● **What you will do**: Copy the lines holding the word "وقوعه", all of them.

● **Records for the exercise**:
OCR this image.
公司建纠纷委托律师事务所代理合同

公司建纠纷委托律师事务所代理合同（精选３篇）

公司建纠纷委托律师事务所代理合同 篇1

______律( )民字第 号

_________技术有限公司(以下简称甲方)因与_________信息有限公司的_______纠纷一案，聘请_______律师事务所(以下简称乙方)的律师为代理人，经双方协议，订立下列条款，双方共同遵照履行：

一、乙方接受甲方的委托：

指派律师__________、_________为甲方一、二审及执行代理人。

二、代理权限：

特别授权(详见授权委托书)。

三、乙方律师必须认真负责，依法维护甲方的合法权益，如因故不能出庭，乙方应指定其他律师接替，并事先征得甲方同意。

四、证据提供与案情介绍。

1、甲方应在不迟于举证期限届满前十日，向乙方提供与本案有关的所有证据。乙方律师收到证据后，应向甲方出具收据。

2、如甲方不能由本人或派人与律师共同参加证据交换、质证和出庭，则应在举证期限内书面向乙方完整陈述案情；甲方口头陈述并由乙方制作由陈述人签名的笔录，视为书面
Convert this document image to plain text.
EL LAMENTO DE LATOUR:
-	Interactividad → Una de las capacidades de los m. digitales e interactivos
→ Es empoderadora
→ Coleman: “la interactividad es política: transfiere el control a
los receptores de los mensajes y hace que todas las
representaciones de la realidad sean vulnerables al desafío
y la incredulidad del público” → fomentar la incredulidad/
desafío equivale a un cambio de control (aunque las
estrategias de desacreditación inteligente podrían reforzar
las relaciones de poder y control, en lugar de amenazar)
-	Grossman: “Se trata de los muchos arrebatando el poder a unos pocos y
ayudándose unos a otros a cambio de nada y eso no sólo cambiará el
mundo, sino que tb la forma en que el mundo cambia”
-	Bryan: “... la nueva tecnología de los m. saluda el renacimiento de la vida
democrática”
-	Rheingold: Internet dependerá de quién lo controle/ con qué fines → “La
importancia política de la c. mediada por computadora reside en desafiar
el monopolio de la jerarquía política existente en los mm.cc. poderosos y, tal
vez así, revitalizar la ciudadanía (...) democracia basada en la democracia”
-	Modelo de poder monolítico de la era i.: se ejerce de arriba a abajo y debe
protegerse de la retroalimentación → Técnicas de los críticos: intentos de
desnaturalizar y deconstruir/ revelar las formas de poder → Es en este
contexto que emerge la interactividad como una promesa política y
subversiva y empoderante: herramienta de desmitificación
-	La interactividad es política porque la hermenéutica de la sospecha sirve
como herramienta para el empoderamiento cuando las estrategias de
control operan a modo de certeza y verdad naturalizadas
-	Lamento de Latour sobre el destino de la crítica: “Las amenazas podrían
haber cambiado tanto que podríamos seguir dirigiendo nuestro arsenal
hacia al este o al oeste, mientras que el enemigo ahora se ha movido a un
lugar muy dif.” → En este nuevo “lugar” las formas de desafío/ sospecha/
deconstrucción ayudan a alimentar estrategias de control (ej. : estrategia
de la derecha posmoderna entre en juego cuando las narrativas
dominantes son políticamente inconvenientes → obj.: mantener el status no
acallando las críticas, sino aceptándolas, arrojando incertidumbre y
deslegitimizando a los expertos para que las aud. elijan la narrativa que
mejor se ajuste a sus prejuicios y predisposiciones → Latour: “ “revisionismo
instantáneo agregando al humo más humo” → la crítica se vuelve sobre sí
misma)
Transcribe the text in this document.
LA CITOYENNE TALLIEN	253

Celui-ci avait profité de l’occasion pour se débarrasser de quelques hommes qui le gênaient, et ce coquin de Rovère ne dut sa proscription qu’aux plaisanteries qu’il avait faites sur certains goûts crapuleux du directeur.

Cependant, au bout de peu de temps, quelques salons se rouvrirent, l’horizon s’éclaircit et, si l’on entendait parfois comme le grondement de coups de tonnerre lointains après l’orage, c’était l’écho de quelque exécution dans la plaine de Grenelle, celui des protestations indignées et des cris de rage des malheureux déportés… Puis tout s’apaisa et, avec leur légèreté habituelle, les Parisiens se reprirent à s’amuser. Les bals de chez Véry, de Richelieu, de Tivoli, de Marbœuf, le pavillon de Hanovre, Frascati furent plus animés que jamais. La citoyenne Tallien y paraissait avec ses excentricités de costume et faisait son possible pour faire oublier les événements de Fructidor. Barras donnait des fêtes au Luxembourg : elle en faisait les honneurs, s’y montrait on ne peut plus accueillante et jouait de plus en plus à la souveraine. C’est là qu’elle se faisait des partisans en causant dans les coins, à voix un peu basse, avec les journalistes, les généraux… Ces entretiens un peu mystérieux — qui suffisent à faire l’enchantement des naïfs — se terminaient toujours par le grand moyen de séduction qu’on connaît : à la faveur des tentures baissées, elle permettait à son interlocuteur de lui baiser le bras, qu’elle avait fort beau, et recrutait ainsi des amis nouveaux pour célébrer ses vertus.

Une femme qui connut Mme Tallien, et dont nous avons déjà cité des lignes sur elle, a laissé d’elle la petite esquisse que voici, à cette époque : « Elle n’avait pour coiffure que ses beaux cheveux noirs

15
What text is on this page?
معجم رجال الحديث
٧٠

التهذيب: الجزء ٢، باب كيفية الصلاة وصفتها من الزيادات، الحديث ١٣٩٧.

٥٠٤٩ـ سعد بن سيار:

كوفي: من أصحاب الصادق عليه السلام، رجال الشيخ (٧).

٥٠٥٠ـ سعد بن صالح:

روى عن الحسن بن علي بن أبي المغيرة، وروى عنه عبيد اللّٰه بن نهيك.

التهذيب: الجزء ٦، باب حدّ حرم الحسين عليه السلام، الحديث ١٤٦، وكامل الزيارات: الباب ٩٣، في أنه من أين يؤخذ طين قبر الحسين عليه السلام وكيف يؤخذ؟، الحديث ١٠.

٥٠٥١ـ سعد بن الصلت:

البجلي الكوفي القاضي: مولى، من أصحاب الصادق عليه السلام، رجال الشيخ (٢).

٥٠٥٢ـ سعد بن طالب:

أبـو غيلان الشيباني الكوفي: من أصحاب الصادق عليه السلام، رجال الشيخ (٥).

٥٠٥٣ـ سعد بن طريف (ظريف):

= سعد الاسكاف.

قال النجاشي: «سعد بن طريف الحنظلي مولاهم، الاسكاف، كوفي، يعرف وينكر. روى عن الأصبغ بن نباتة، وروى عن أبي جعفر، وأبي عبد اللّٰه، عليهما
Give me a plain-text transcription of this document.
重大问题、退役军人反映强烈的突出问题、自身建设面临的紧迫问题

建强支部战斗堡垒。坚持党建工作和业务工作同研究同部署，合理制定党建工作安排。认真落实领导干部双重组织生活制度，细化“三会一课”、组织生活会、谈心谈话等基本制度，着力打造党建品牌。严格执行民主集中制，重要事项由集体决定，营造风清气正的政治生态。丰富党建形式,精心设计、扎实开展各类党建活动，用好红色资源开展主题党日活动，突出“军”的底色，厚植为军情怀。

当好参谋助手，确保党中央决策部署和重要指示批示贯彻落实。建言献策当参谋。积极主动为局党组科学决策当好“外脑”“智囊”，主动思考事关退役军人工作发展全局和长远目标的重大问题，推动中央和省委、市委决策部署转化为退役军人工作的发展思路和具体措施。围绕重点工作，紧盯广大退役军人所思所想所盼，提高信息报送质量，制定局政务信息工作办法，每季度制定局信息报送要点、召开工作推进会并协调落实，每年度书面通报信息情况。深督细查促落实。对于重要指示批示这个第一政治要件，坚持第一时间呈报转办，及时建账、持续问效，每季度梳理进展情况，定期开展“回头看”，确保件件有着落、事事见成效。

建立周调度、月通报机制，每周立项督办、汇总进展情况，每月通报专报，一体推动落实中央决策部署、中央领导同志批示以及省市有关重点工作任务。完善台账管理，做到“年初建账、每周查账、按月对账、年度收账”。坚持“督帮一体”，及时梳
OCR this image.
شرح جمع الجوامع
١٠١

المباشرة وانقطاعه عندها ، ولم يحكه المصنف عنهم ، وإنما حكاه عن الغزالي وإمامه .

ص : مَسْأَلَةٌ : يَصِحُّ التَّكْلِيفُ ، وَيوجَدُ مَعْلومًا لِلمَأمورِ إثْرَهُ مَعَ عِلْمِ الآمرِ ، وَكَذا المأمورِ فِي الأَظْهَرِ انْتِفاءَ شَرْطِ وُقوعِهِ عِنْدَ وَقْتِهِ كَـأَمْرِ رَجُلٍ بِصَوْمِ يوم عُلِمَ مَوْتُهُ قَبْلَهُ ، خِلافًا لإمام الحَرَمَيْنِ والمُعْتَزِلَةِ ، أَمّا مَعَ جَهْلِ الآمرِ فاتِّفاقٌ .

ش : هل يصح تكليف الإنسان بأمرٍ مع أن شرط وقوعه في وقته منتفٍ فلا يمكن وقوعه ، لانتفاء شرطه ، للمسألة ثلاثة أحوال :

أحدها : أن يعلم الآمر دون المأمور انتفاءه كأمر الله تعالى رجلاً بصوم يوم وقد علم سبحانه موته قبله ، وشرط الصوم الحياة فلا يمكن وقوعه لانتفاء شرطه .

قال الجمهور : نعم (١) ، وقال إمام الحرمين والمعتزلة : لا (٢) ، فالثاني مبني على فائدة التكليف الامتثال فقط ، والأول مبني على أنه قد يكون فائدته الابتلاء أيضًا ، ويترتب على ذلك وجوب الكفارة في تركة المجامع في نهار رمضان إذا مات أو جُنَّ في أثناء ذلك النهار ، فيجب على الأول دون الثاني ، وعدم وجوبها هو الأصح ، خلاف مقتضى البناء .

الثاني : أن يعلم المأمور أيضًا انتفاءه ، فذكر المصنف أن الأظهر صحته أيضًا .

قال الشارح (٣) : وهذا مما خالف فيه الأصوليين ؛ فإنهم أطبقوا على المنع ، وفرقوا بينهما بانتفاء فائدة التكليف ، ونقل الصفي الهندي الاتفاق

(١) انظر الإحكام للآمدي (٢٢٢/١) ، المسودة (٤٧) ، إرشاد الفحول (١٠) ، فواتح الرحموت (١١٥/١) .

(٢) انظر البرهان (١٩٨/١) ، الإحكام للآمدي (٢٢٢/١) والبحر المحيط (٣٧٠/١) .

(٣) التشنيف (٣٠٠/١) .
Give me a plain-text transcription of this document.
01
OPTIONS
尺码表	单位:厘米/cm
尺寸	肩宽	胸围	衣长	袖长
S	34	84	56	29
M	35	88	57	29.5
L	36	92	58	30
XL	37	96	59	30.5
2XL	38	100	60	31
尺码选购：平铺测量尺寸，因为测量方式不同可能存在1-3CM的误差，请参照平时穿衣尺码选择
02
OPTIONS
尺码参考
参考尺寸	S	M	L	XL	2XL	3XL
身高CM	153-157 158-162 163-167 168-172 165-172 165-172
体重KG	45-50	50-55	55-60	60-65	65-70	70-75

● **Task answer**:
ش : هل يصح تكليف الإنسان بأمرٍ مع أن شرط وقوعه في وقته منتفٍ فلا يمكن وقوعه ، لانتفاء شرطه ، للمسألة ثلاثة أحوال :
أحدها : أن يعلم الآمر دون المأمور انتفاءه كأمر الله تعالى رجلاً بصوم يوم وقد علم سبحانه موته قبله ، وشرط الصوم الحياة فلا يمكن وقوعه لانتفاء شرطه .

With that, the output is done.